▸ **What you are asked to do**:
Each line of the material below should be reproduced exactly.

▸ **Given records**:
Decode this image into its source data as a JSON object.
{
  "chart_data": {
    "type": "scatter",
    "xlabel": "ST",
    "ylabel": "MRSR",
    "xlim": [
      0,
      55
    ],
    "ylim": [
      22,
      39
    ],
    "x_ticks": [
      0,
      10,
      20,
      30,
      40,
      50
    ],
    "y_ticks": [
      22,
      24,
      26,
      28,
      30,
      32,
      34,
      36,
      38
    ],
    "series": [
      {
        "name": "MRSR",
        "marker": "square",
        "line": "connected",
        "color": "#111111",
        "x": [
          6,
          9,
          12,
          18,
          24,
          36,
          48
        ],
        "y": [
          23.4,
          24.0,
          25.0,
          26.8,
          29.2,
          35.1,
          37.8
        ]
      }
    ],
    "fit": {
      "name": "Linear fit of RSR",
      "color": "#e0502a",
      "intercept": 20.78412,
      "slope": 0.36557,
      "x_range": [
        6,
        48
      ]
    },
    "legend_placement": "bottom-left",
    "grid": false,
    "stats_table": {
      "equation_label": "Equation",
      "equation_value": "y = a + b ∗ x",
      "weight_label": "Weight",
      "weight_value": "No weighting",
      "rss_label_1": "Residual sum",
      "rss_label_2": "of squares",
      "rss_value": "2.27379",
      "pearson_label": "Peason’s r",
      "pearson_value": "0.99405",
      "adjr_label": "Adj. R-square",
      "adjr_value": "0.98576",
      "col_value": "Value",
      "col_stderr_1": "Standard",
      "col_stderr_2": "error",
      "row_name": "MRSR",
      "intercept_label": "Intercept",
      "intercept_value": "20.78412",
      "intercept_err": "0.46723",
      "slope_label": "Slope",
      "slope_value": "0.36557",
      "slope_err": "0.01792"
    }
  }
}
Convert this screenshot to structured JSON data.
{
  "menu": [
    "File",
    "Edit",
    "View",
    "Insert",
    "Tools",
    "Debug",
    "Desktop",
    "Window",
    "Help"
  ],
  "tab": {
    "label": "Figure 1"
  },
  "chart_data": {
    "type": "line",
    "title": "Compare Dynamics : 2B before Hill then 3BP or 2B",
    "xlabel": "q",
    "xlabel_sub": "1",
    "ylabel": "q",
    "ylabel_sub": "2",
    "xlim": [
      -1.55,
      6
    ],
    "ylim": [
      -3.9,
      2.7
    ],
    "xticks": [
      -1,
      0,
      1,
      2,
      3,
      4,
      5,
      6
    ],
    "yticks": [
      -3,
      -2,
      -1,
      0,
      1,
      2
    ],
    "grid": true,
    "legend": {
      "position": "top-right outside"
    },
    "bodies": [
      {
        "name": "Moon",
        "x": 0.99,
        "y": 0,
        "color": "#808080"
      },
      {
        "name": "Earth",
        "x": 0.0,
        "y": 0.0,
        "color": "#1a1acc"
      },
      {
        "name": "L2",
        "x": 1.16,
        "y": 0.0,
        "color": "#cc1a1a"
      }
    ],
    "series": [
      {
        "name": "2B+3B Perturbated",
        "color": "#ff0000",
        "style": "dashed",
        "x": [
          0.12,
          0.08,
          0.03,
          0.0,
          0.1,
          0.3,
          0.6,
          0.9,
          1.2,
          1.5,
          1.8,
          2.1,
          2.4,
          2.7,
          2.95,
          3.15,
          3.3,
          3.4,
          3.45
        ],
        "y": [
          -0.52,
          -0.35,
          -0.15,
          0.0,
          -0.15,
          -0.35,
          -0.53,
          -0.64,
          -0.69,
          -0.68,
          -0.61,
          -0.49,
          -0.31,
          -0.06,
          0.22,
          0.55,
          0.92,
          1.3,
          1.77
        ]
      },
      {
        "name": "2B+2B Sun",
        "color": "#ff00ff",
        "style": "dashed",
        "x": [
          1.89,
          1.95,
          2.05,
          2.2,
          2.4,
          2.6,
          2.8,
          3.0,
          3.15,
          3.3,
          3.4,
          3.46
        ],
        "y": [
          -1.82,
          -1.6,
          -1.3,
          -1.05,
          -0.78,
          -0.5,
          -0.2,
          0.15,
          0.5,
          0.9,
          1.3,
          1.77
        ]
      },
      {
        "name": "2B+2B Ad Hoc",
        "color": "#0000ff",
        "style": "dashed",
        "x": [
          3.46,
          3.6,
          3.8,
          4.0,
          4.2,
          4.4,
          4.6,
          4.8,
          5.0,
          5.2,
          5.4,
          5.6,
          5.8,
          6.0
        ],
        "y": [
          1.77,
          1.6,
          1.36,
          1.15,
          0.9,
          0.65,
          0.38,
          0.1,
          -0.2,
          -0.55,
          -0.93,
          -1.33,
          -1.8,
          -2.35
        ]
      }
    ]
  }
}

▸ **Result for this exercise**:
Decode this image into its source data as a JSON object.
{
  "chart_data": {
    "type": "scatter",
    "xlabel": "ST",
    "ylabel": "MRSR",
    "xlim": [
      0,
      55
    ],
    "ylim": [
      22,
      39
    ],
    "x_ticks": [
      0,
      10,
      20,
      30,
      40,
      50
    ],
    "y_ticks": [
      22,
      24,
      26,
      28,
      30,
      32,
      34,
      36,
      38
    ],
    "series": [
      {
        "name": "MRSR",
        "marker": "square",
        "line": "connected",
        "color": "#111111",
        "x": [
          6,
          9,
          12,
          18,
          24,
          36,
          48
        ],
        "y": [
          23.4,
          24.0,
          25.0,
          26.8,
          29.2,
          35.1,
          37.8
        ]
      }
    ],
    "fit": {
      "name": "Linear fit of RSR",
      "color": "#e0502a",
      "intercept": 20.78412,
      "slope": 0.36557,
      "x_range": [
        6,
        48
      ]
    },
    "legend_placement": "bottom-left",
    "grid": false,
    "stats_table": {
      "equation_label": "Equation",
      "equation_value": "y = a + b ∗ x",
      "weight_label": "Weight",
      "weight_value": "No weighting",
      "rss_label_1": "Residual sum",
      "rss_label_2": "of squares",
      "rss_value": "2.27379",
      "pearson_label": "Peason’s r",
      "pearson_value": "0.99405",
      "adjr_label": "Adj. R-square",
      "adjr_value": "0.98576",
      "col_value": "Value",
      "col_stderr_1": "Standard",
      "col_stderr_2": "error",
      "row_name": "MRSR",
      "intercept_label": "Intercept",
      "intercept_value": "20.78412",
      "intercept_err": "0.46723",
      "slope_label": "Slope",
      "slope_value": "0.36557",
      "slope_err": "0.01792"
    }
  }
}
Convert this screenshot to structured JSON data.
{
  "menu": [
    "File",
    "Edit",
    "View",
    "Insert",
    "Tools",
    "Debug",
    "Desktop",
    "Window",
    "Help"
  ],
  "tab": {
    "label": "Figure 1"
  },
  "chart_data": {
    "type": "line",
    "title": "Compare Dynamics : 2B before Hill then 3BP or 2B",
    "xlabel": "q",
    "xlabel_sub": "1",
    "ylabel": "q",
    "ylabel_sub": "2",
    "xlim": [
      -1.55,
      6
    ],
    "ylim": [
      -3.9,
      2.7
    ],
    "xticks": [
      -1,
      0,
      1,
      2,
      3,
      4,
      5,
      6
    ],
    "yticks": [
      -3,
      -2,
      -1,
      0,
      1,
      2
    ],
    "grid": true,
    "legend": {
      "position": "top-right outside"
    },
    "bodies": [
      {
        "name": "Moon",
        "x": 0.99,
        "y": 0,
        "color": "#808080"
      },
      {
        "name": "Earth",
        "x": 0.0,
        "y": 0.0,
        "color": "#1a1acc"
      },
      {
        "name": "L2",
        "x": 1.16,
        "y": 0.0,
        "color": "#cc1a1a"
      }
    ],
    "series": [
      {
        "name": "2B+3B Perturbated",
        "color": "#ff0000",
        "style": "dashed",
        "x": [
          0.12,
          0.08,
          0.03,
          0.0,
          0.1,
          0.3,
          0.6,
          0.9,
          1.2,
          1.5,
          1.8,
          2.1,
          2.4,
          2.7,
          2.95,
          3.15,
          3.3,
          3.4,
          3.45
        ],
        "y": [
          -0.52,
          -0.35,
          -0.15,
          0.0,
          -0.15,
          -0.35,
          -0.53,
          -0.64,
          -0.69,
          -0.68,
          -0.61,
          -0.49,
          -0.31,
          -0.06,
          0.22,
          0.55,
          0.92,
          1.3,
          1.77
        ]
      },
      {
        "name": "2B+2B Sun",
        "color": "#ff00ff",
        "style": "dashed",
        "x": [
          1.89,
          1.95,
          2.05,
          2.2,
          2.4,
          2.6,
          2.8,
          3.0,
          3.15,
          3.3,
          3.4,
          3.46
        ],
        "y": [
          -1.82,
          -1.6,
          -1.3,
          -1.05,
          -0.78,
          -0.5,
          -0.2,
          0.15,
          0.5,
          0.9,
          1.3,
          1.77
        ]
      },
      {
        "name": "2B+2B Ad Hoc",
        "color": "#0000ff",
        "style": "dashed",
        "x": [
          3.46,
          3.6,
          3.8,
          4.0,
          4.2,
          4.4,
          4.6,
          4.8,
          5.0,
          5.2,
          5.4,
          5.6,
          5.8,
          6.0
        ],
        "y": [
          1.77,
          1.6,
          1.36,
          1.15,
          0.9,
          0.65,
          0.38,
          0.1,
          -0.2,
          -0.55,
          -0.93,
          -1.33,
          -1.8,
          -2.35
        ]
      }
    ]
  }
}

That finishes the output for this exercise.